Find every line with the word "future" and give their count, nothing else.
----- Entries provided
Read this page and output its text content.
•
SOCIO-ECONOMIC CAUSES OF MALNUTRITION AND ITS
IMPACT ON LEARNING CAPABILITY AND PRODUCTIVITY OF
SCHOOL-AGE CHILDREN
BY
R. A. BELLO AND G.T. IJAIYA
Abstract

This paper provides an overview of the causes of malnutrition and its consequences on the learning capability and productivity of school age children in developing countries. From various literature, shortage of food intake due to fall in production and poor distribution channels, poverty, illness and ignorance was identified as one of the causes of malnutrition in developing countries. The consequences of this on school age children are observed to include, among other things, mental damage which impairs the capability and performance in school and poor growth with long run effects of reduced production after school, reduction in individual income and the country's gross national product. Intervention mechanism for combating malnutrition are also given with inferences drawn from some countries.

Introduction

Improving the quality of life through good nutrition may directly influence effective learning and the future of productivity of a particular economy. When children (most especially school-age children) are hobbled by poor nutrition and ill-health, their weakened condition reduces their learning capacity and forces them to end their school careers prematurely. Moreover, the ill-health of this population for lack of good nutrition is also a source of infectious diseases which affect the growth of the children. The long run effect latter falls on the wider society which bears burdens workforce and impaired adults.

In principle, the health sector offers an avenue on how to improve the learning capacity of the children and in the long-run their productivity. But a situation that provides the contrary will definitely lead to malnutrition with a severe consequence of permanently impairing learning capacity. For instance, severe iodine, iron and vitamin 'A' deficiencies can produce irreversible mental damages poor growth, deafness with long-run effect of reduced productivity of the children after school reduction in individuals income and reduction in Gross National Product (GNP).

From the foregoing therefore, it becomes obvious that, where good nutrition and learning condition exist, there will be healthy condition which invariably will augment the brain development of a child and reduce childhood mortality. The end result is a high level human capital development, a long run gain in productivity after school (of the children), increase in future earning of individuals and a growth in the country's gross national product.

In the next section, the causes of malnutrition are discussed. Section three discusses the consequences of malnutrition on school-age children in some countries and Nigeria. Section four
----------
**Final answer:** 2